> **SELECTED PASSAGE**
The access control policy in M15 (Feb 2012) was the following:

  • The RO owner can execute all REST requests
  • Others can exexute all REST GET requests

This policy effectively prohibited collaboration and was clearly temporal. Below is the new mechanism that should replace it.

The new access control policy

Permissions

This access control policy applies only to ROSRS API, i.e. requests that refer to Research Objects. It does not apply to user management and access control itself.

For simplicity, it is assumed that all GET requests require the READ permission, while all other requests require the WRITE permission. This makes sense given the ?RODL interfaces - ver. 5 but may change in the future.

The WRITE permission does not include the READ permission.

> **STATED PROBLEM A**
In the records, starting at the line with "- date-item[interactable]: 30: [486, 430, 552, 496]" and ending at the line with "- goal-label: 전임 1회: [104, 1636, 226, 1675]", swap "goal-label" for "goal-name" and give those lines back with nothing else altered.
The text and the records that follow it have nothing to do with each other.

> **INFORMATION SUPPLIED**
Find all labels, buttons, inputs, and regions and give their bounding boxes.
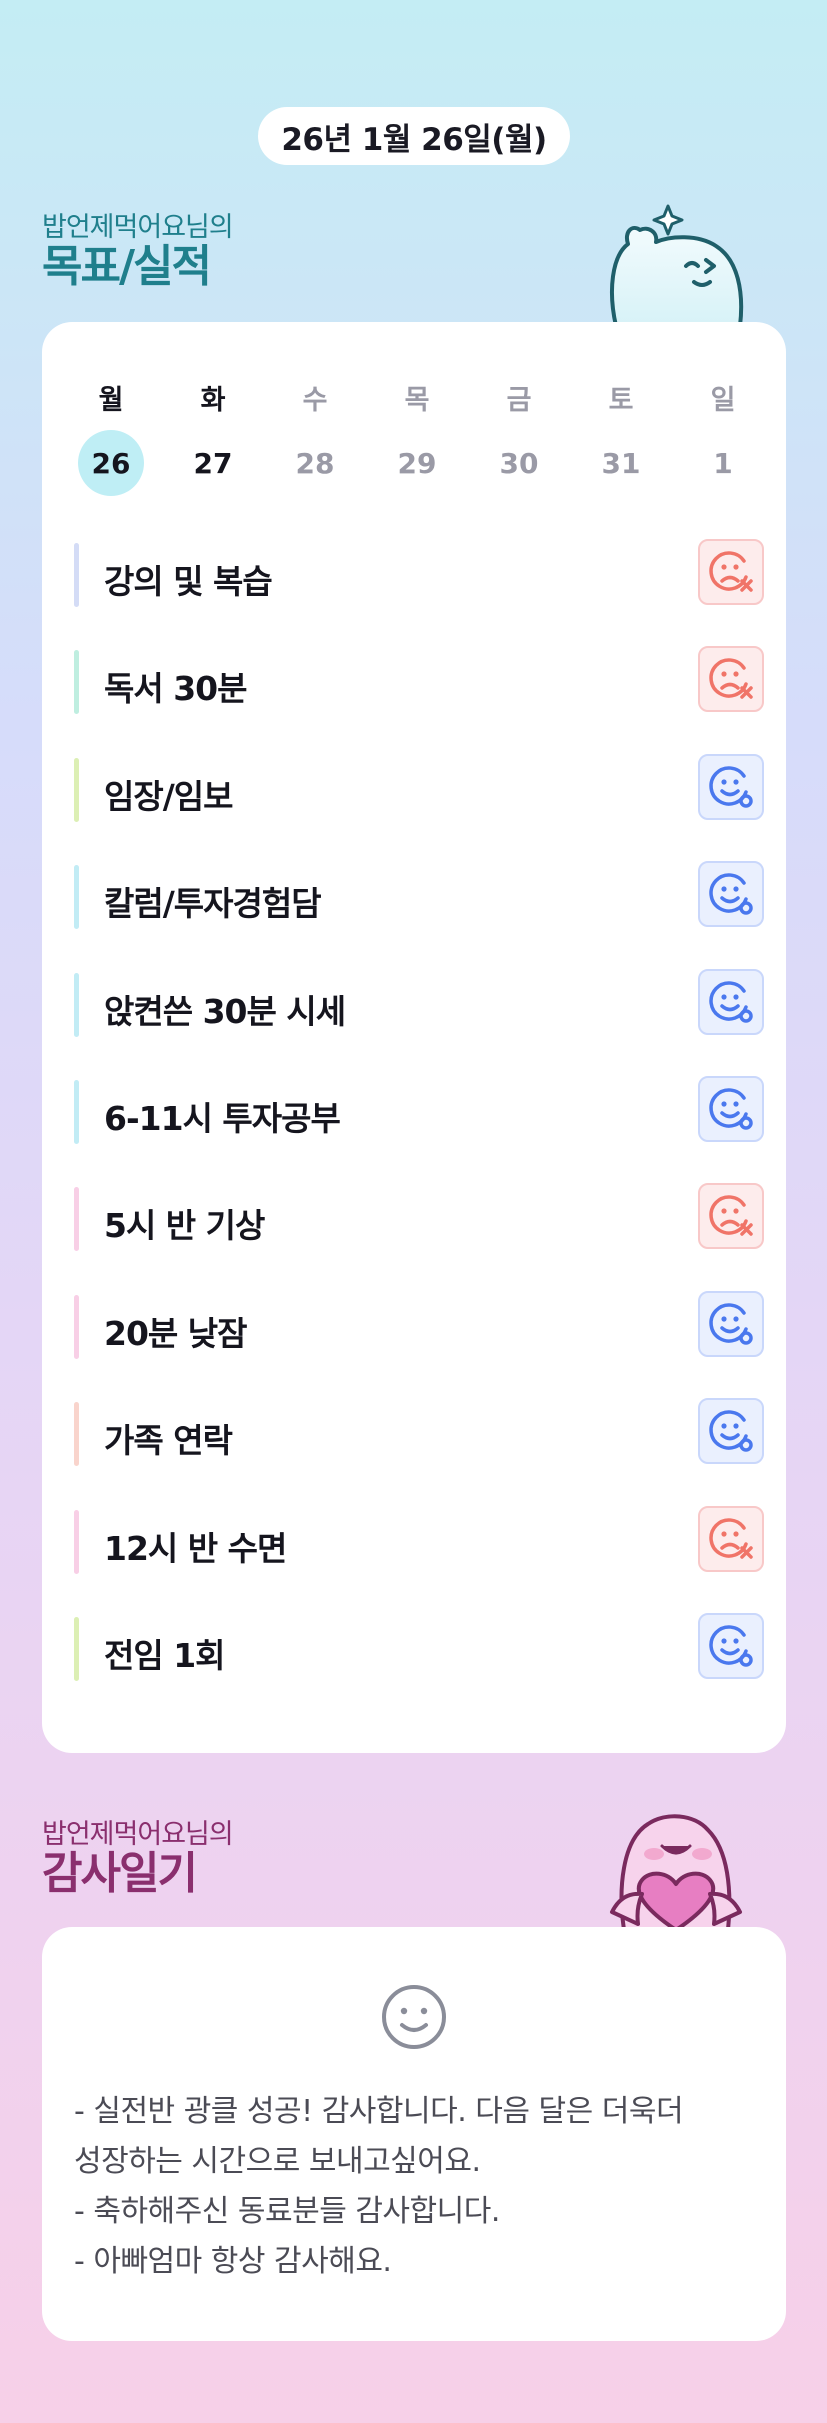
- date-item[interactable]: 30: [486, 430, 552, 496]
- diary-text: - 실전반 광클 성공! 감사합니다. 다음 달은 더욱더 성장하는 시간으로 …: [74, 2087, 764, 2287]
- diary-section-title: 감사일기: [42, 1848, 198, 1899]
- goal-label: 6-11시 투자공부: [104, 1099, 341, 1138]
- goal-label: 전임 1회: [104, 1636, 226, 1675]
- status-done-button[interactable]: [698, 968, 764, 1035]
- goal-label: 12시 반 수면: [104, 1528, 287, 1568]
- diary-line: - 축하해주신 동료분들 감사합니다.: [74, 2194, 500, 2229]
- date-selected[interactable]: 26: [78, 430, 144, 496]
- status-fail-button[interactable]: [698, 1183, 764, 1250]
- smile-face-check-icon: [709, 766, 753, 808]
- date-item[interactable]: 27: [180, 430, 246, 496]
- sad-face-x-icon: [709, 1517, 753, 1559]
- status-fail-button[interactable]: [698, 539, 764, 605]
- goal-color-bar: [74, 1509, 79, 1574]
- goal-row[interactable]: 5시 반 기상: [74, 1183, 764, 1253]
- goal-row[interactable]: 칼럼/투자경험담: [74, 861, 764, 931]
- goal-row[interactable]: 6-11시 투자공부: [74, 1076, 764, 1146]
- goal-row[interactable]: 강의 및 복습: [74, 539, 764, 609]
- goal-row[interactable]: 가족 연락: [74, 1398, 764, 1468]
- sad-face-x-icon: [709, 658, 753, 700]
- goal-label: 임장/임보: [104, 776, 233, 816]
- goal-label: 20분 낮잠: [104, 1313, 247, 1353]
- goal-label: 가족 연락: [104, 1421, 233, 1461]
- date-item[interactable]: 29: [384, 430, 450, 496]
- weekday-label: 월: [98, 385, 124, 416]
- smile-icon: [382, 1985, 446, 2049]
- weekday-label: 수: [302, 385, 328, 416]
- goal-color-bar: [74, 972, 79, 1037]
- date-item[interactable]: 31: [588, 430, 654, 496]
- sad-face-x-icon: [709, 1195, 753, 1237]
- goal-color-bar: [74, 1080, 79, 1144]
- weekday-label: 금: [506, 385, 532, 416]
- ghost-mascot-icon: [610, 204, 744, 326]
- goal-color-bar: [74, 1294, 79, 1359]
- diary-card: - 실전반 광클 성공! 감사합니다. 다음 달은 더욱더 성장하는 시간으로 …: [42, 1927, 786, 2341]
- weekday-label: 화: [200, 385, 226, 416]
- date-item[interactable]: 1: [690, 430, 756, 496]
- smile-face-check-icon: [709, 1088, 753, 1130]
- smile-face-check-icon: [709, 873, 753, 915]
- smile-face-check-icon: [709, 980, 753, 1023]
- smile-face-check-icon: [709, 1410, 753, 1452]
- goal-row[interactable]: 독서 30분: [74, 646, 764, 716]
- goal-label: 앉켠쓴 30분 시세: [104, 991, 346, 1031]
- status-fail-button[interactable]: [698, 646, 764, 713]
- goal-row[interactable]: 전임 1회: [74, 1613, 764, 1683]
- goal-row[interactable]: 20분 낮잠: [74, 1290, 764, 1361]
- goal-row[interactable]: 12시 반 수면: [74, 1505, 764, 1576]
- sad-face-x-icon: [709, 551, 753, 592]
- goal-color-bar: [74, 1617, 79, 1681]
- smile-face-check-icon: [709, 1625, 753, 1667]
- goal-color-bar: [74, 1187, 79, 1252]
- date-item[interactable]: 28: [282, 430, 348, 496]
- goals-card: 월 26 화 27 수 28 목 29 금 30 토 31 일 1 강의 및 복습 독서 30분 임장/임…: [42, 322, 786, 1753]
- goal-color-bar: [74, 543, 79, 607]
- goal-label: 독서 30분: [104, 669, 247, 709]
- goal-row[interactable]: 앉켠쓴 30분 시세: [74, 968, 764, 1039]
- goal-color-bar: [74, 865, 79, 930]
- goal-label: 강의 및 복습: [104, 562, 273, 601]
- status-done-button[interactable]: [698, 1398, 764, 1465]
- status-done-button[interactable]: [698, 861, 764, 928]
- smile-face-check-icon: [709, 1303, 753, 1345]
- diary-line: - 실전반 광클 성공! 감사합니다. 다음 달은 더욱더: [74, 2094, 684, 2129]
- diary-line: - 아빠엄마 항상 감사해요.: [74, 2244, 392, 2279]
- goal-color-bar: [74, 1402, 79, 1467]
- status-done-button[interactable]: [698, 1290, 764, 1357]
- weekday-label: 일: [710, 385, 736, 416]
- weekday-label: 목: [404, 385, 430, 416]
- goal-label: 5시 반 기상: [104, 1206, 265, 1246]
- goals-section-title: 목표/실적: [42, 241, 212, 292]
- goal-color-bar: [74, 757, 79, 822]
- status-fail-button[interactable]: [698, 1505, 764, 1572]
- goal-row[interactable]: 임장/임보: [74, 753, 764, 824]
- status-done-button[interactable]: [698, 1613, 764, 1679]
- date-label[interactable]: 26년 1월 26일(월): [258, 107, 570, 165]
- weekday-label: 토: [608, 385, 634, 416]
- goal-label: 칼럼/투자경험담: [104, 884, 322, 924]
- heart-mascot-icon: [610, 1814, 742, 1930]
- diary-line: 성장하는 시간으로 보내고싶어요.: [74, 2144, 481, 2179]
- status-done-button[interactable]: [698, 1076, 764, 1142]
- goal-color-bar: [74, 650, 79, 715]
- status-done-button[interactable]: [698, 753, 764, 820]
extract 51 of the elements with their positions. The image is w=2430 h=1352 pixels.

> **STATED PROBLEM B**
According to the access control policy text, which permission is assumed to be required by all GET requests?

> **CORRECT RESPONSE A**
- date-item[interactable]: 30: [486, 430, 552, 496]
- diary-text: - 실전반 광클 성공! 감사합니다. 다음 달은 더욱더 성장하는 시간으로 …: [74, 2087, 764, 2287]
- diary-section-title: 감사일기: [42, 1848, 198, 1899]
- goal-name: 6-11시 투자공부: [104, 1099, 341, 1138]
- goal-name: 전임 1회: [104, 1636, 226, 1675]

> **CORRECT RESPONSE B**
The READ permission.